[Records]
○ ○ ○ ○

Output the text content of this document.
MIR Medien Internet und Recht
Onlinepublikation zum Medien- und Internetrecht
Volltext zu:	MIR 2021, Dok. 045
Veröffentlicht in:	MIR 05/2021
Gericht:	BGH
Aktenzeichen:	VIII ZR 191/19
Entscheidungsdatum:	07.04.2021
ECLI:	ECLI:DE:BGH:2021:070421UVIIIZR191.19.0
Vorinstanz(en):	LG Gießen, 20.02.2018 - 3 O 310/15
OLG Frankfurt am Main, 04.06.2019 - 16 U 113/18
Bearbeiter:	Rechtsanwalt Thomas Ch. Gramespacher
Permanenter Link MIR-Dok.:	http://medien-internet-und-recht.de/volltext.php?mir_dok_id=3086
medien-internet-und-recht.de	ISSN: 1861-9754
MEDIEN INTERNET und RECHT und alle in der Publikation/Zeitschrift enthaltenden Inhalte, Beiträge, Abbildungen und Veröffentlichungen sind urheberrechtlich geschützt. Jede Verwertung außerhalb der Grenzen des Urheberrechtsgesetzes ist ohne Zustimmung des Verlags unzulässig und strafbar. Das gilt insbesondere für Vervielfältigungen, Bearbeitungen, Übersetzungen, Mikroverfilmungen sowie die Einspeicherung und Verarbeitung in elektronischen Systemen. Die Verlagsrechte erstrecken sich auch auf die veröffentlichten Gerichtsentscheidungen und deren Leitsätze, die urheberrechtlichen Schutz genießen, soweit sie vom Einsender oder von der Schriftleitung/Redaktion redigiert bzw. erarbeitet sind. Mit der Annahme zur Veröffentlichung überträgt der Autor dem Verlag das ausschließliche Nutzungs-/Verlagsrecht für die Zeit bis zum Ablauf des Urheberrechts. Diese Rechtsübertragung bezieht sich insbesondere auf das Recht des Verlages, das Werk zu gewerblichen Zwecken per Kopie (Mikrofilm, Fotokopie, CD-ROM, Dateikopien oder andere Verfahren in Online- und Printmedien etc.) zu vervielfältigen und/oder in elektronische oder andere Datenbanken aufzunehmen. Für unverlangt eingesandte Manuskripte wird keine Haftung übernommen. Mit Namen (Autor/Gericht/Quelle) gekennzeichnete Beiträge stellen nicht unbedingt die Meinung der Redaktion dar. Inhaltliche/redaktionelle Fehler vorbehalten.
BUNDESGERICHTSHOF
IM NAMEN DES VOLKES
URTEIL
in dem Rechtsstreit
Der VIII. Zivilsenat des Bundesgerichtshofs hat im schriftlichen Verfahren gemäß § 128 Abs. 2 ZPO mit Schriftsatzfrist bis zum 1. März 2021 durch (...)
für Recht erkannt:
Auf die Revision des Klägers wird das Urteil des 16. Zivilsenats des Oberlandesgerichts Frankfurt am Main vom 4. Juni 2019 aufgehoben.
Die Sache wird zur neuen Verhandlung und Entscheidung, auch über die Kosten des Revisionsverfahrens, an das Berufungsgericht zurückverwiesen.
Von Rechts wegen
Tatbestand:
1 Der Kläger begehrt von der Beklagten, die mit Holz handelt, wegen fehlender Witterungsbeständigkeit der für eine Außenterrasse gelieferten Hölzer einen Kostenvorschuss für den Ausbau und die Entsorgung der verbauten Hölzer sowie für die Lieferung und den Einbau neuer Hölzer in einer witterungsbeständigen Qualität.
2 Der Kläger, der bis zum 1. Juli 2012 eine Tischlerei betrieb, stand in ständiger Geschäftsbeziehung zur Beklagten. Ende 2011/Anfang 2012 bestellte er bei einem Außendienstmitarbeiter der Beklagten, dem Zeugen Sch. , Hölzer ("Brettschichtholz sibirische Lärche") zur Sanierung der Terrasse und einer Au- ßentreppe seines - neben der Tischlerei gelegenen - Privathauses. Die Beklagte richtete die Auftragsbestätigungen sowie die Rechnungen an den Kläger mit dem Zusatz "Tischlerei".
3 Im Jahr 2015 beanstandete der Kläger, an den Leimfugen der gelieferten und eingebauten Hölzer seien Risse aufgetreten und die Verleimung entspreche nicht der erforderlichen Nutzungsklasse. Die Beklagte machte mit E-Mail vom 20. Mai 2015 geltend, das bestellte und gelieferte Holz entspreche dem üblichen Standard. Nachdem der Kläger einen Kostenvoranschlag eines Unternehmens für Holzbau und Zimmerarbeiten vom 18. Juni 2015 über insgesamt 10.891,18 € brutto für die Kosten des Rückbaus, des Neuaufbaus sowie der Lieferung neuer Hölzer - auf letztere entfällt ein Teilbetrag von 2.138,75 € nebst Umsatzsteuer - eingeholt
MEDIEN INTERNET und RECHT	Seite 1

○ ○ ○ ○

■ **WHAT THE TASK REQUIRES**
Quote all of the entries exactly as they appear.

■ **SOLVED EXERCISE**
Output the text content of this document.
MIR Medien Internet und Recht
Onlinepublikation zum Medien- und Internetrecht
Volltext zu:	MIR 2021, Dok. 045
Veröffentlicht in:	MIR 05/2021
Gericht:	BGH
Aktenzeichen:	VIII ZR 191/19
Entscheidungsdatum:	07.04.2021
ECLI:	ECLI:DE:BGH:2021:070421UVIIIZR191.19.0
Vorinstanz(en):	LG Gießen, 20.02.2018 - 3 O 310/15
OLG Frankfurt am Main, 04.06.2019 - 16 U 113/18
Bearbeiter:	Rechtsanwalt Thomas Ch. Gramespacher
Permanenter Link MIR-Dok.:	http://medien-internet-und-recht.de/volltext.php?mir_dok_id=3086
medien-internet-und-recht.de	ISSN: 1861-9754
MEDIEN INTERNET und RECHT und alle in der Publikation/Zeitschrift enthaltenden Inhalte, Beiträge, Abbildungen und Veröffentlichungen sind urheberrechtlich geschützt. Jede Verwertung außerhalb der Grenzen des Urheberrechtsgesetzes ist ohne Zustimmung des Verlags unzulässig und strafbar. Das gilt insbesondere für Vervielfältigungen, Bearbeitungen, Übersetzungen, Mikroverfilmungen sowie die Einspeicherung und Verarbeitung in elektronischen Systemen. Die Verlagsrechte erstrecken sich auch auf die veröffentlichten Gerichtsentscheidungen und deren Leitsätze, die urheberrechtlichen Schutz genießen, soweit sie vom Einsender oder von der Schriftleitung/Redaktion redigiert bzw. erarbeitet sind. Mit der Annahme zur Veröffentlichung überträgt der Autor dem Verlag das ausschließliche Nutzungs-/Verlagsrecht für die Zeit bis zum Ablauf des Urheberrechts. Diese Rechtsübertragung bezieht sich insbesondere auf das Recht des Verlages, das Werk zu gewerblichen Zwecken per Kopie (Mikrofilm, Fotokopie, CD-ROM, Dateikopien oder andere Verfahren in Online- und Printmedien etc.) zu vervielfältigen und/oder in elektronische oder andere Datenbanken aufzunehmen. Für unverlangt eingesandte Manuskripte wird keine Haftung übernommen. Mit Namen (Autor/Gericht/Quelle) gekennzeichnete Beiträge stellen nicht unbedingt die Meinung der Redaktion dar. Inhaltliche/redaktionelle Fehler vorbehalten.
BUNDESGERICHTSHOF
IM NAMEN DES VOLKES
URTEIL
in dem Rechtsstreit
Der VIII. Zivilsenat des Bundesgerichtshofs hat im schriftlichen Verfahren gemäß § 128 Abs. 2 ZPO mit Schriftsatzfrist bis zum 1. März 2021 durch (...)
für Recht erkannt:
Auf die Revision des Klägers wird das Urteil des 16. Zivilsenats des Oberlandesgerichts Frankfurt am Main vom 4. Juni 2019 aufgehoben.
Die Sache wird zur neuen Verhandlung und Entscheidung, auch über die Kosten des Revisionsverfahrens, an das Berufungsgericht zurückverwiesen.
Von Rechts wegen
Tatbestand:
1 Der Kläger begehrt von der Beklagten, die mit Holz handelt, wegen fehlender Witterungsbeständigkeit der für eine Außenterrasse gelieferten Hölzer einen Kostenvorschuss für den Ausbau und die Entsorgung der verbauten Hölzer sowie für die Lieferung und den Einbau neuer Hölzer in einer witterungsbeständigen Qualität.
2 Der Kläger, der bis zum 1. Juli 2012 eine Tischlerei betrieb, stand in ständiger Geschäftsbeziehung zur Beklagten. Ende 2011/Anfang 2012 bestellte er bei einem Außendienstmitarbeiter der Beklagten, dem Zeugen Sch. , Hölzer ("Brettschichtholz sibirische Lärche") zur Sanierung der Terrasse und einer Au- ßentreppe seines - neben der Tischlerei gelegenen - Privathauses. Die Beklagte richtete die Auftragsbestätigungen sowie die Rechnungen an den Kläger mit dem Zusatz "Tischlerei".
3 Im Jahr 2015 beanstandete der Kläger, an den Leimfugen der gelieferten und eingebauten Hölzer seien Risse aufgetreten und die Verleimung entspreche nicht der erforderlichen Nutzungsklasse. Die Beklagte machte mit E-Mail vom 20. Mai 2015 geltend, das bestellte und gelieferte Holz entspreche dem üblichen Standard. Nachdem der Kläger einen Kostenvoranschlag eines Unternehmens für Holzbau und Zimmerarbeiten vom 18. Juni 2015 über insgesamt 10.891,18 € brutto für die Kosten des Rückbaus, des Neuaufbaus sowie der Lieferung neuer Hölzer - auf letztere entfällt ein Teilbetrag von 2.138,75 € nebst Umsatzsteuer - eingeholt
MEDIEN INTERNET und RECHT	Seite 1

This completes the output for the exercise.